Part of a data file
(begin)
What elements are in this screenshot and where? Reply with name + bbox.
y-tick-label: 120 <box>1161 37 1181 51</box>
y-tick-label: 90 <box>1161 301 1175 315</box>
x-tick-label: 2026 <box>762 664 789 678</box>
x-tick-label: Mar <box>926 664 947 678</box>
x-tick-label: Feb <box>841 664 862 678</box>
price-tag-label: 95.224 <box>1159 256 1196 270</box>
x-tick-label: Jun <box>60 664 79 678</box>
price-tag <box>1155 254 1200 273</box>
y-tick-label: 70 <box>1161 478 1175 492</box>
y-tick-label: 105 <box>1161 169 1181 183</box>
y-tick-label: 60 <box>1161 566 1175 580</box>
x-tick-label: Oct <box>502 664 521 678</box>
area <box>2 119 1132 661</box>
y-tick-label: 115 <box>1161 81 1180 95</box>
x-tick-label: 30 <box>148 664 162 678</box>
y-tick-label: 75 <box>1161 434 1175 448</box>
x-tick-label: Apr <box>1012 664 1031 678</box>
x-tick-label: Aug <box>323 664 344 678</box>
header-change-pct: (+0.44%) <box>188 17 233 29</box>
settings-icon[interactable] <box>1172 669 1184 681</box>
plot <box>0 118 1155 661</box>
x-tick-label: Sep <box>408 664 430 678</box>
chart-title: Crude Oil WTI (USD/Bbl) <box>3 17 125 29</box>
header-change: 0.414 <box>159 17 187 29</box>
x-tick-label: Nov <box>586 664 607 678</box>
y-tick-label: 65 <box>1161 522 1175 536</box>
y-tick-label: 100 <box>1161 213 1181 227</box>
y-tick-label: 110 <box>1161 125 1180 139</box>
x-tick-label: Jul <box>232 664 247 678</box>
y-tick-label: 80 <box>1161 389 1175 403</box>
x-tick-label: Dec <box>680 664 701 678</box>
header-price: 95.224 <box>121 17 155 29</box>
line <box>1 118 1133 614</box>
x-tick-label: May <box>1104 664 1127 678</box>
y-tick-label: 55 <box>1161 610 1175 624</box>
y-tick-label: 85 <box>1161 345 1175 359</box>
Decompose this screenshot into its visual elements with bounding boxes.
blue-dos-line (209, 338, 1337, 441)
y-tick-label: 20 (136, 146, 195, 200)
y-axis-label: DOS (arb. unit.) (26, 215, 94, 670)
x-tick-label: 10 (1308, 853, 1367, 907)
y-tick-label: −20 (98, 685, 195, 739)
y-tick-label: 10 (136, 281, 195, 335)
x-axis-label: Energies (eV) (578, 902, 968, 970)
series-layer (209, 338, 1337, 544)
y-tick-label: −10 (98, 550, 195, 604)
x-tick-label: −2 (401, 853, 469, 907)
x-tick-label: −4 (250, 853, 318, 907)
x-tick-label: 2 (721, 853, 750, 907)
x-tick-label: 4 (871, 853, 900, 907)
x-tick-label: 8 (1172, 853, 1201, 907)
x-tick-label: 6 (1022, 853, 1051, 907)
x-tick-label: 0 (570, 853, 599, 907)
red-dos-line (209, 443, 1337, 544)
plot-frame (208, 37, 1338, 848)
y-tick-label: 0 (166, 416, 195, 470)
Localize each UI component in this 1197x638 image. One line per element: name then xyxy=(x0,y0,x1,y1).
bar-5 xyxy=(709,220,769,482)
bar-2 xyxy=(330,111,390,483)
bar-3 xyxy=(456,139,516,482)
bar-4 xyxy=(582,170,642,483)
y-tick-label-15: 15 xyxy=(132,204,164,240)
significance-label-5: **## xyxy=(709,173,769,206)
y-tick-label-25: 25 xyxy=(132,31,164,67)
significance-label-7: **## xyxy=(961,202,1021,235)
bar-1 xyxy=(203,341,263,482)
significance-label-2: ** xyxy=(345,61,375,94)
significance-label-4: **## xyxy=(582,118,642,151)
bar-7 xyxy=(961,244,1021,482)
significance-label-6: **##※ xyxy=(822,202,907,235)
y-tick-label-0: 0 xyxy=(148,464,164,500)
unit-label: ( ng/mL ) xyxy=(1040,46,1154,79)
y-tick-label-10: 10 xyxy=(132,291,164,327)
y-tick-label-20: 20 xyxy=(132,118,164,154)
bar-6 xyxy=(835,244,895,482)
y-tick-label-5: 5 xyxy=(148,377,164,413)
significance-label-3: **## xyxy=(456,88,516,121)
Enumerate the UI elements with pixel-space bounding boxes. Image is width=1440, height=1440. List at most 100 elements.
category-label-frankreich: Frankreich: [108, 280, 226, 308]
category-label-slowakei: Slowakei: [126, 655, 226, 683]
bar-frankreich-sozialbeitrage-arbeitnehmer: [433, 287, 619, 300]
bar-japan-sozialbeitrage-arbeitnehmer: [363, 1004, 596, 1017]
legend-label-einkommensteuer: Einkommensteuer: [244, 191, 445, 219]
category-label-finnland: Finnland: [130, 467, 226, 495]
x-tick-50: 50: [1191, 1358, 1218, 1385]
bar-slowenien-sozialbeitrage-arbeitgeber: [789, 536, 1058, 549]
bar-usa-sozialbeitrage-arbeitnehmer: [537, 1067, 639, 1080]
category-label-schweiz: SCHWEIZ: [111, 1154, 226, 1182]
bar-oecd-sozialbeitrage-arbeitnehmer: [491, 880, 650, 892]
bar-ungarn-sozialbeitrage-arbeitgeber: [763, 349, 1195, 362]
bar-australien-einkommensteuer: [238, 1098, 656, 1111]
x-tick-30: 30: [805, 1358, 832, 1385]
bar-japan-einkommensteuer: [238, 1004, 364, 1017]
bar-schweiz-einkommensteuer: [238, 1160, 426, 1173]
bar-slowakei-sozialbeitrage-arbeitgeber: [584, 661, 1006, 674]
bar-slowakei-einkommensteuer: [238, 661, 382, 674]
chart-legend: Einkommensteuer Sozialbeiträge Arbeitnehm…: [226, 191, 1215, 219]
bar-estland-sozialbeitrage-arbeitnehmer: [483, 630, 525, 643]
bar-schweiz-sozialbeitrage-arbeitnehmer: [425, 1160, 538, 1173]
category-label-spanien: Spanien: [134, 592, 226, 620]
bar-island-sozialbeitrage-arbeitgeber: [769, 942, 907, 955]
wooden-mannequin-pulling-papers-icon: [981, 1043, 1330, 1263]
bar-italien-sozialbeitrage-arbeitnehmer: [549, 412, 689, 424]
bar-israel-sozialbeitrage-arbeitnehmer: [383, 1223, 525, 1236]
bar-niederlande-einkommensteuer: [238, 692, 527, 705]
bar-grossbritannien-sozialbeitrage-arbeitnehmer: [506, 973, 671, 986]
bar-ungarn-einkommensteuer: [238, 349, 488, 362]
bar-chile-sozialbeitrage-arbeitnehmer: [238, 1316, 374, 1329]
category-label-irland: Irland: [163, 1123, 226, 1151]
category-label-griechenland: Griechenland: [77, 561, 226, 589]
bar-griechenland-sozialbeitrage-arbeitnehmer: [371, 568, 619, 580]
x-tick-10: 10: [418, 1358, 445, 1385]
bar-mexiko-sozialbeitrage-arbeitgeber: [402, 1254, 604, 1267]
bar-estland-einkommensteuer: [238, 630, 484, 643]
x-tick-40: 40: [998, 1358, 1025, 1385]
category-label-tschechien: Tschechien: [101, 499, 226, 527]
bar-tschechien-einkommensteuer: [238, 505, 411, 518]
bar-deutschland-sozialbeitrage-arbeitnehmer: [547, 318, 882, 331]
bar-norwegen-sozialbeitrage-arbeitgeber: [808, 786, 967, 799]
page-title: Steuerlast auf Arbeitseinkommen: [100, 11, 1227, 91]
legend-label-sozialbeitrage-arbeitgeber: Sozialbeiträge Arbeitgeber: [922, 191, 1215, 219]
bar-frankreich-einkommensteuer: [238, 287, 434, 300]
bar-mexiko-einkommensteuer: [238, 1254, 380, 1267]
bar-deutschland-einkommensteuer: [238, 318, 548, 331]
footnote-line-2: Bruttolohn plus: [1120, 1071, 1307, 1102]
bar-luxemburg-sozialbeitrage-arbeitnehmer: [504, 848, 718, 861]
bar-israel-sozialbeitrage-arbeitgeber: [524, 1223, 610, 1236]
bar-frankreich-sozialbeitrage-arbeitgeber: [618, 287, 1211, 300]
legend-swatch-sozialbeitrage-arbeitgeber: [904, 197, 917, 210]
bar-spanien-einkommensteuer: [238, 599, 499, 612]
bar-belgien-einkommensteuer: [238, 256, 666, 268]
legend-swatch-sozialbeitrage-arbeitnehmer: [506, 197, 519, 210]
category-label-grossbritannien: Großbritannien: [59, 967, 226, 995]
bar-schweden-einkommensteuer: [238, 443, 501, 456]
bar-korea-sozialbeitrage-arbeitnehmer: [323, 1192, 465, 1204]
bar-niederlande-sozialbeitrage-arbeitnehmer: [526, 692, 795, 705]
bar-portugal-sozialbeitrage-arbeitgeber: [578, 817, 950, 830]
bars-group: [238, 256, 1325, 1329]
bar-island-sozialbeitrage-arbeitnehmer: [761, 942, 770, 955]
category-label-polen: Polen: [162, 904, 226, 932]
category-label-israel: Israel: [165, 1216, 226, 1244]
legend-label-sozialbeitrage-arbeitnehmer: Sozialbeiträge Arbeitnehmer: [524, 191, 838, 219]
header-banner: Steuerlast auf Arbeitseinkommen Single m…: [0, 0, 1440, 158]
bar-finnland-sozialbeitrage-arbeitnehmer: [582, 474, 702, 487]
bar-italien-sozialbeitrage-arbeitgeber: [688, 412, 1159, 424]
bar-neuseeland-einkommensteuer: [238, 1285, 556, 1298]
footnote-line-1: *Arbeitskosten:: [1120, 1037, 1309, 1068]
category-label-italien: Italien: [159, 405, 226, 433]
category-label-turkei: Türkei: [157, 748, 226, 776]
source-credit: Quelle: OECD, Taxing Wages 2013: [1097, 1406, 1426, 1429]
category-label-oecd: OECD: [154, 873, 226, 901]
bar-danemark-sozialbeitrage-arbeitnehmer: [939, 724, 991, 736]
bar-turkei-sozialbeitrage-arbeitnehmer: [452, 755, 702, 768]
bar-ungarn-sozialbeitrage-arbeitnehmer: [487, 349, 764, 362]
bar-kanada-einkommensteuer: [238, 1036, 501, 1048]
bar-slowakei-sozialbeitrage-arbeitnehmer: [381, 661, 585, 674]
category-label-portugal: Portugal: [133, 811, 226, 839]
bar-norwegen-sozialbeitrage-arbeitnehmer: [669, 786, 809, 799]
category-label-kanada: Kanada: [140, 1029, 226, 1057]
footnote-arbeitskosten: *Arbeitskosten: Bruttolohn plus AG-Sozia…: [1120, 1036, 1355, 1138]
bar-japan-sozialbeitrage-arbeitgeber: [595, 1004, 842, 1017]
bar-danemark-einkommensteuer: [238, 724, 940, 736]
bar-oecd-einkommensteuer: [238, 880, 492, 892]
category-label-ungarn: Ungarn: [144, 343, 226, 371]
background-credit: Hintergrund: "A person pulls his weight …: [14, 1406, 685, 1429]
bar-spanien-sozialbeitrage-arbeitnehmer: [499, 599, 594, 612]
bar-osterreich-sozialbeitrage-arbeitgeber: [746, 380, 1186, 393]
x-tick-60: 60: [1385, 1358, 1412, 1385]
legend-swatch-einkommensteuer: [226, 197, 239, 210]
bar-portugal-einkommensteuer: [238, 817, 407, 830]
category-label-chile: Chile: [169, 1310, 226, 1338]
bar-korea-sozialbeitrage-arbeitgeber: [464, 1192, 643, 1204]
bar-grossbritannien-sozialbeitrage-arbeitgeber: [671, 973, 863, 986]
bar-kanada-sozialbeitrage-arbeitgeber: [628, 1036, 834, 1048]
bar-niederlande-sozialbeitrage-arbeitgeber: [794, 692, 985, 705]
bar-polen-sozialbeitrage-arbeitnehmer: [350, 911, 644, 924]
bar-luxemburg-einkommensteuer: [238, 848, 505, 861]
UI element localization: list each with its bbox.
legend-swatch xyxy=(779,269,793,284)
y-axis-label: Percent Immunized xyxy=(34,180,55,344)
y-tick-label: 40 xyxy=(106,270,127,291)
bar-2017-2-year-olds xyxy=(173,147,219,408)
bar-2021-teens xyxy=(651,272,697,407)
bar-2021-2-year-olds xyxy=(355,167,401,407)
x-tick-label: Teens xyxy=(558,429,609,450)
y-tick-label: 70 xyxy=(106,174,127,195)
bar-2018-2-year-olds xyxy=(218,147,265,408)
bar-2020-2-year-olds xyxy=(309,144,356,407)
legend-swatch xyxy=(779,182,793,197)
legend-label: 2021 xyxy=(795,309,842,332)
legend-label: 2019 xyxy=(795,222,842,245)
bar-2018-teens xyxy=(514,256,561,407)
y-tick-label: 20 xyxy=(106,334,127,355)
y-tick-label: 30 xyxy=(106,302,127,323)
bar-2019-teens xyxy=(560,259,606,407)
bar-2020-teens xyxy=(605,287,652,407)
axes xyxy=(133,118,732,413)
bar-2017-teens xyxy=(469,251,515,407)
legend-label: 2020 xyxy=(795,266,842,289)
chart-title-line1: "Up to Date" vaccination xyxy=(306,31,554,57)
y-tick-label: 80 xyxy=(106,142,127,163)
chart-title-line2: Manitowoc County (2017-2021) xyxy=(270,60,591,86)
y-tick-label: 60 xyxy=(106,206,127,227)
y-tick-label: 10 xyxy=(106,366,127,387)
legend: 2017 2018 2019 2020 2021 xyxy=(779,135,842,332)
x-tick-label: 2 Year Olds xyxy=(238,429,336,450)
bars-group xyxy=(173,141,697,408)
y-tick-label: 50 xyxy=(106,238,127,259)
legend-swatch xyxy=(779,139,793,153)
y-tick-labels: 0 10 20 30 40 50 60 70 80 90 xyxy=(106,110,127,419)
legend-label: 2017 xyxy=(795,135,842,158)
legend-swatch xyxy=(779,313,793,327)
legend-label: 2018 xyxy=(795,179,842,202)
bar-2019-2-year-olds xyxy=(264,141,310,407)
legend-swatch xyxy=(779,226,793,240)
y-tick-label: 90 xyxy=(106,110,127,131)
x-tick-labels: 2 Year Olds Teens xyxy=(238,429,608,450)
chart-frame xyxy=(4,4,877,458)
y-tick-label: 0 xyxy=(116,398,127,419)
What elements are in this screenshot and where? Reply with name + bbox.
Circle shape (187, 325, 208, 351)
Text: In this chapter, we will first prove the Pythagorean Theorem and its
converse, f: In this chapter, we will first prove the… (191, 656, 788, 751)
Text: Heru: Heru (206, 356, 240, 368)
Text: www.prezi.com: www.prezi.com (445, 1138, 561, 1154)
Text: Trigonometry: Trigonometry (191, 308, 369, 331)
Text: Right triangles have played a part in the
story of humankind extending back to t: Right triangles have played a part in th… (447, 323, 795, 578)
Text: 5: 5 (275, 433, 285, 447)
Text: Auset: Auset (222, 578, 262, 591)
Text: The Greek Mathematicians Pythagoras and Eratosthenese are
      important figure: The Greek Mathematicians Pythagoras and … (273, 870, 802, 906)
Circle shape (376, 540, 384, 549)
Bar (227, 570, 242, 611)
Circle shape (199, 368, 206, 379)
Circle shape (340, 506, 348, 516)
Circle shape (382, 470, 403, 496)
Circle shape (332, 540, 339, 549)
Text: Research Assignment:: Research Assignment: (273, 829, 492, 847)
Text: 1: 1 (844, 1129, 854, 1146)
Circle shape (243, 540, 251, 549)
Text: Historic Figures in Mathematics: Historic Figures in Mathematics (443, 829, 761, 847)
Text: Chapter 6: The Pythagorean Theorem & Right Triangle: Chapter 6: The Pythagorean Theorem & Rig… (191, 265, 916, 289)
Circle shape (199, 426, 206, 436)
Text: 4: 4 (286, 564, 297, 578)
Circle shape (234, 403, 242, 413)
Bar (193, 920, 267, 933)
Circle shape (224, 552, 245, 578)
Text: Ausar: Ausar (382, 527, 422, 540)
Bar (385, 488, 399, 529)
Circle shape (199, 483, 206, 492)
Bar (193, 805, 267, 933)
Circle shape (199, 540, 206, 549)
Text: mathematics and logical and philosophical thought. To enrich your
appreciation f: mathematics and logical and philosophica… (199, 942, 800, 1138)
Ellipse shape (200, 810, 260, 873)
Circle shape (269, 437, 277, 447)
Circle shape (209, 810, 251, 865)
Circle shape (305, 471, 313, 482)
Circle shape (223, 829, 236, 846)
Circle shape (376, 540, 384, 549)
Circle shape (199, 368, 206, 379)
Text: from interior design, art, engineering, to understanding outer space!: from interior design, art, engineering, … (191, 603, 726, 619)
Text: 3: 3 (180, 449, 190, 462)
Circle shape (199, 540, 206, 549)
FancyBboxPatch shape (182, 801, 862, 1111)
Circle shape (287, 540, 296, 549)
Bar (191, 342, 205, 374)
(end)
Arrange the entries from the start through the line containing "x-tick-label: May <box>1104" as a JSON list of strings, one string per line, leaving out any blank lines.

[
  "What elements are in this screenshot and where? Reply with name + bbox.",
  "y-tick-label: 120 <box>1161 37 1181 51</box>",
  "y-tick-label: 90 <box>1161 301 1175 315</box>",
  "x-tick-label: 2026 <box>762 664 789 678</box>",
  "x-tick-label: Mar <box>926 664 947 678</box>",
  "x-tick-label: Feb <box>841 664 862 678</box>",
  "price-tag-label: 95.224 <box>1159 256 1196 270</box>",
  "x-tick-label: Jun <box>60 664 79 678</box>",
  "price-tag <box>1155 254 1200 273</box>",
  "y-tick-label: 70 <box>1161 478 1175 492</box>",
  "y-tick-label: 105 <box>1161 169 1181 183</box>",
  "y-tick-label: 60 <box>1161 566 1175 580</box>",
  "x-tick-label: Oct <box>502 664 521 678</box>",
  "area <box>2 119 1132 661</box>",
  "y-tick-label: 115 <box>1161 81 1180 95</box>",
  "x-tick-label: 30 <box>148 664 162 678</box>",
  "y-tick-label: 75 <box>1161 434 1175 448</box>",
  "x-tick-label: Apr <box>1012 664 1031 678</box>",
  "x-tick-label: Aug <box>323 664 344 678</box>",
  "header-change-pct: (+0.44%) <box>188 17 233 29</box>",
  "settings-icon[interactable] <box>1172 669 1184 681</box>",
  "plot <box>0 118 1155 661</box>",
  "x-tick-label: Sep <box>408 664 430 678</box>",
  "chart-title: Crude Oil WTI (USD/Bbl) <box>3 17 125 29</box>",
  "header-change: 0.414 <box>159 17 187 29</box>",
  "x-tick-label: Nov <box>586 664 607 678</box>",
  "y-tick-label: 65 <box>1161 522 1175 536</box>",
  "y-tick-label: 100 <box>1161 213 1181 227</box>",
  "y-tick-label: 110 <box>1161 125 1180 139</box>",
  "x-tick-label: Jul <box>232 664 247 678</box>",
  "y-tick-label: 80 <box>1161 389 1175 403</box>",
  "x-tick-label: Dec <box>680 664 701 678</box>",
  "header-price: 95.224 <box>121 17 155 29</box>",
  "line <box>1 118 1133 614</box>",
  "x-tick-label: May <box>1104 664 1127 678</box>"
]